--- start of SUPPLIED ENTRIES ---

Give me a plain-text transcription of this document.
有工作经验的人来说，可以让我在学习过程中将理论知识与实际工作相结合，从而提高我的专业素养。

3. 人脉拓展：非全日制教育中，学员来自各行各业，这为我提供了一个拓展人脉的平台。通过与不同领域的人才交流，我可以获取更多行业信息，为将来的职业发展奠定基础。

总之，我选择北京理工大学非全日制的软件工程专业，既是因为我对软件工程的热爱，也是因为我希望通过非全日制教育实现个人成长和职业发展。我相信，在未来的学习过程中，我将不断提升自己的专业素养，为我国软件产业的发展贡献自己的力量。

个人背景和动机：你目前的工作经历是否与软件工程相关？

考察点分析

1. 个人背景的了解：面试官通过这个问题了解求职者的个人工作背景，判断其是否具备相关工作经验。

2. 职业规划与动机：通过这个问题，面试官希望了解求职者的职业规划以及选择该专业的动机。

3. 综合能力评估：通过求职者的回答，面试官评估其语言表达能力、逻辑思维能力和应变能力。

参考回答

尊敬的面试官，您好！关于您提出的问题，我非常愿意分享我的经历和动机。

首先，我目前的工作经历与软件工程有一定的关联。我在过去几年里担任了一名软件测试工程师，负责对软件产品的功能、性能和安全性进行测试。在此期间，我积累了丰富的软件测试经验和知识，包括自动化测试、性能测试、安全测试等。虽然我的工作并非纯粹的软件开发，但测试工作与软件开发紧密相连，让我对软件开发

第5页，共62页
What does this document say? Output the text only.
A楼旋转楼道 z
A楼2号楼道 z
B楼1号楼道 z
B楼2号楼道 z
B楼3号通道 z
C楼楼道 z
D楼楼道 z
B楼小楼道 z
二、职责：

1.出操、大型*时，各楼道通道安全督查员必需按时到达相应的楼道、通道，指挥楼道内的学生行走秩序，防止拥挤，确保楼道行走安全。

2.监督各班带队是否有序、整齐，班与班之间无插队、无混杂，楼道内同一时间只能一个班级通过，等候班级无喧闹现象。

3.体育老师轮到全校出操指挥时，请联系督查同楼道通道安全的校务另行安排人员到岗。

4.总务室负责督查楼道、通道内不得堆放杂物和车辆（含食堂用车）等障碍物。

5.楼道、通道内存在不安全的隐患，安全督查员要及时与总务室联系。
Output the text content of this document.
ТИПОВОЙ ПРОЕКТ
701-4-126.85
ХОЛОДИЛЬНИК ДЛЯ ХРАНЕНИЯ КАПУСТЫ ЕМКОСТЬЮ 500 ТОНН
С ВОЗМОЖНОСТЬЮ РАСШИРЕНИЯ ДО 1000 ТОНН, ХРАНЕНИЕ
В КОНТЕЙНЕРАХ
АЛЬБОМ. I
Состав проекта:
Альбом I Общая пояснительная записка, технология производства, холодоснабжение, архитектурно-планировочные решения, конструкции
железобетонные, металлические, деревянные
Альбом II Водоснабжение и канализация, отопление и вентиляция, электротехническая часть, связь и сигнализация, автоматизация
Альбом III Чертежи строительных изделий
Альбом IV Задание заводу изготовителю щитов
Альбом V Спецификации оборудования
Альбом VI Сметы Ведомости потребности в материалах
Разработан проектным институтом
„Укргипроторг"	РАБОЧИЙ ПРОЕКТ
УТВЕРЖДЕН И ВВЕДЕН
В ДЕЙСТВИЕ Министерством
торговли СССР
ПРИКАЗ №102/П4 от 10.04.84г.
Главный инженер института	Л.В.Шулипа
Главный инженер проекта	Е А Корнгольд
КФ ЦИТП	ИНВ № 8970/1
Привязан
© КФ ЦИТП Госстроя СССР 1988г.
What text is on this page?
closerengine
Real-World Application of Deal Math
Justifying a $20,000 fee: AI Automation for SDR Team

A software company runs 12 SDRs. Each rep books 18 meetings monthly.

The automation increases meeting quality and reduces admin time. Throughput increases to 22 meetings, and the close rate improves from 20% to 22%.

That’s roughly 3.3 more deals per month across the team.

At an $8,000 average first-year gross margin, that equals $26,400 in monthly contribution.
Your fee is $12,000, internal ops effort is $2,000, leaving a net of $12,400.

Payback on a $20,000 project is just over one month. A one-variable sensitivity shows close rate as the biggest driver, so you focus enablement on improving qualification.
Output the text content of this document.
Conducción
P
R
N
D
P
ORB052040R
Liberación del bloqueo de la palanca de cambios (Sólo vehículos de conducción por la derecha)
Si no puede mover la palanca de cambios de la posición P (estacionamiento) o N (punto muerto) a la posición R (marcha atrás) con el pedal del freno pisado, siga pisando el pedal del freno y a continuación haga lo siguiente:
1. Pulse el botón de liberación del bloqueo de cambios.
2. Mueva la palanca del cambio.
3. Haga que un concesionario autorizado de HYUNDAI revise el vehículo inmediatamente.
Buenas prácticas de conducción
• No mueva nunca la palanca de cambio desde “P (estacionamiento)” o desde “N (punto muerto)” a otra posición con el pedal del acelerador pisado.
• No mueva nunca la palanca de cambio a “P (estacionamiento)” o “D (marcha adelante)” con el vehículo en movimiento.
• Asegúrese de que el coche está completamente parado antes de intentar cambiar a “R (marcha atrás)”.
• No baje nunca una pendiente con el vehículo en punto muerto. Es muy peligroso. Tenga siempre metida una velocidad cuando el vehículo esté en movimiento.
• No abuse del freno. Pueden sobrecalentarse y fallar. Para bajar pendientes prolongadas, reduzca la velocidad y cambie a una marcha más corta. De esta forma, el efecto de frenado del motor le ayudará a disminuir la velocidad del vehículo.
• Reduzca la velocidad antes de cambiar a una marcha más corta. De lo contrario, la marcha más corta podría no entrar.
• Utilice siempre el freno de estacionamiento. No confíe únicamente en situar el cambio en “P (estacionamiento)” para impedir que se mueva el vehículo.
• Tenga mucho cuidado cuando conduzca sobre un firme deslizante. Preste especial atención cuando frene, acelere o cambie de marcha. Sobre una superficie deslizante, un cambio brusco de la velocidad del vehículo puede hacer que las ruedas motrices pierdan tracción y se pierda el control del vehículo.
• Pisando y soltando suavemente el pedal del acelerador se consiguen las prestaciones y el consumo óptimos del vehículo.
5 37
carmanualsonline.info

--- end of SUPPLIED ENTRIES ---

EXERCISE GOAL: Reproduce every record above exactly as it appears.

RESPONSE TO THIS TASK:
Give me a plain-text transcription of this document.
有工作经验的人来说，可以让我在学习过程中将理论知识与实际工作相结合，从而提高我的专业素养。

3. 人脉拓展：非全日制教育中，学员来自各行各业，这为我提供了一个拓展人脉的平台。通过与不同领域的人才交流，我可以获取更多行业信息，为将来的职业发展奠定基础。

总之，我选择北京理工大学非全日制的软件工程专业，既是因为我对软件工程的热爱，也是因为我希望通过非全日制教育实现个人成长和职业发展。我相信，在未来的学习过程中，我将不断提升自己的专业素养，为我国软件产业的发展贡献自己的力量。

个人背景和动机：你目前的工作经历是否与软件工程相关？

考察点分析

1. 个人背景的了解：面试官通过这个问题了解求职者的个人工作背景，判断其是否具备相关工作经验。

2. 职业规划与动机：通过这个问题，面试官希望了解求职者的职业规划以及选择该专业的动机。

3. 综合能力评估：通过求职者的回答，面试官评估其语言表达能力、逻辑思维能力和应变能力。

参考回答

尊敬的面试官，您好！关于您提出的问题，我非常愿意分享我的经历和动机。

首先，我目前的工作经历与软件工程有一定的关联。我在过去几年里担任了一名软件测试工程师，负责对软件产品的功能、性能和安全性进行测试。在此期间，我积累了丰富的软件测试经验和知识，包括自动化测试、性能测试、安全测试等。虽然我的工作并非纯粹的软件开发，但测试工作与软件开发紧密相连，让我对软件开发

第5页，共62页
What does this document say? Output the text only.
A楼旋转楼道 z
A楼2号楼道 z
B楼1号楼道 z
B楼2号楼道 z
B楼3号通道 z
C楼楼道 z
D楼楼道 z
B楼小楼道 z
二、职责：

1.出操、大型*时，各楼道通道安全督查员必需按时到达相应的楼道、通道，指挥楼道内的学生行走秩序，防止拥挤，确保楼道行走安全。

2.监督各班带队是否有序、整齐，班与班之间无插队、无混杂，楼道内同一时间只能一个班级通过，等候班级无喧闹现象。

3.体育老师轮到全校出操指挥时，请联系督查同楼道通道安全的校务另行安排人员到岗。

4.总务室负责督查楼道、通道内不得堆放杂物和车辆（含食堂用车）等障碍物。

5.楼道、通道内存在不安全的隐患，安全督查员要及时与总务室联系。
Output the text content of this document.
ТИПОВОЙ ПРОЕКТ
701-4-126.85
ХОЛОДИЛЬНИК ДЛЯ ХРАНЕНИЯ КАПУСТЫ ЕМКОСТЬЮ 500 ТОНН
С ВОЗМОЖНОСТЬЮ РАСШИРЕНИЯ ДО 1000 ТОНН, ХРАНЕНИЕ
В КОНТЕЙНЕРАХ
АЛЬБОМ. I
Состав проекта:
Альбом I Общая пояснительная записка, технология производства, холодоснабжение, архитектурно-планировочные решения, конструкции
железобетонные, металлические, деревянные
Альбом II Водоснабжение и канализация, отопление и вентиляция, электротехническая часть, связь и сигнализация, автоматизация
Альбом III Чертежи строительных изделий
Альбом IV Задание заводу изготовителю щитов
Альбом V Спецификации оборудования
Альбом VI Сметы Ведомости потребности в материалах
Разработан проектным институтом
„Укргипроторг"	РАБОЧИЙ ПРОЕКТ
УТВЕРЖДЕН И ВВЕДЕН
В ДЕЙСТВИЕ Министерством
торговли СССР
ПРИКАЗ №102/П4 от 10.04.84г.
Главный инженер института	Л.В.Шулипа
Главный инженер проекта	Е А Корнгольд
КФ ЦИТП	ИНВ № 8970/1
Привязан
© КФ ЦИТП Госстроя СССР 1988г.
What text is on this page?
closerengine
Real-World Application of Deal Math
Justifying a $20,000 fee: AI Automation for SDR Team

A software company runs 12 SDRs. Each rep books 18 meetings monthly.

The automation increases meeting quality and reduces admin time. Throughput increases to 22 meetings, and the close rate improves from 20% to 22%.

That’s roughly 3.3 more deals per month across the team.

At an $8,000 average first-year gross margin, that equals $26,400 in monthly contribution.
Your fee is $12,000, internal ops effort is $2,000, leaving a net of $12,400.

Payback on a $20,000 project is just over one month. A one-variable sensitivity shows close rate as the biggest driver, so you focus enablement on improving qualification.
Output the text content of this document.
Conducción
P
R
N
D
P
ORB052040R
Liberación del bloqueo de la palanca de cambios (Sólo vehículos de conducción por la derecha)
Si no puede mover la palanca de cambios de la posición P (estacionamiento) o N (punto muerto) a la posición R (marcha atrás) con el pedal del freno pisado, siga pisando el pedal del freno y a continuación haga lo siguiente:
1. Pulse el botón de liberación del bloqueo de cambios.
2. Mueva la palanca del cambio.
3. Haga que un concesionario autorizado de HYUNDAI revise el vehículo inmediatamente.
Buenas prácticas de conducción
• No mueva nunca la palanca de cambio desde “P (estacionamiento)” o desde “N (punto muerto)” a otra posición con el pedal del acelerador pisado.
• No mueva nunca la palanca de cambio a “P (estacionamiento)” o “D (marcha adelante)” con el vehículo en movimiento.
• Asegúrese de que el coche está completamente parado antes de intentar cambiar a “R (marcha atrás)”.
• No baje nunca una pendiente con el vehículo en punto muerto. Es muy peligroso. Tenga siempre metida una velocidad cuando el vehículo esté en movimiento.
• No abuse del freno. Pueden sobrecalentarse y fallar. Para bajar pendientes prolongadas, reduzca la velocidad y cambie a una marcha más corta. De esta forma, el efecto de frenado del motor le ayudará a disminuir la velocidad del vehículo.
• Reduzca la velocidad antes de cambiar a una marcha más corta. De lo contrario, la marcha más corta podría no entrar.
• Utilice siempre el freno de estacionamiento. No confíe únicamente en situar el cambio en “P (estacionamiento)” para impedir que se mueva el vehículo.
• Tenga mucho cuidado cuando conduzca sobre un firme deslizante. Preste especial atención cuando frene, acelere o cambie de marcha. Sobre una superficie deslizante, un cambio brusco de la velocidad del vehículo puede hacer que las ruedas motrices pierdan tracción y se pierda el control del vehículo.
• Pisando y soltando suavemente el pedal del acelerador se consiguen las prestaciones y el consumo óptimos del vehículo.
5 37
carmanualsonline.info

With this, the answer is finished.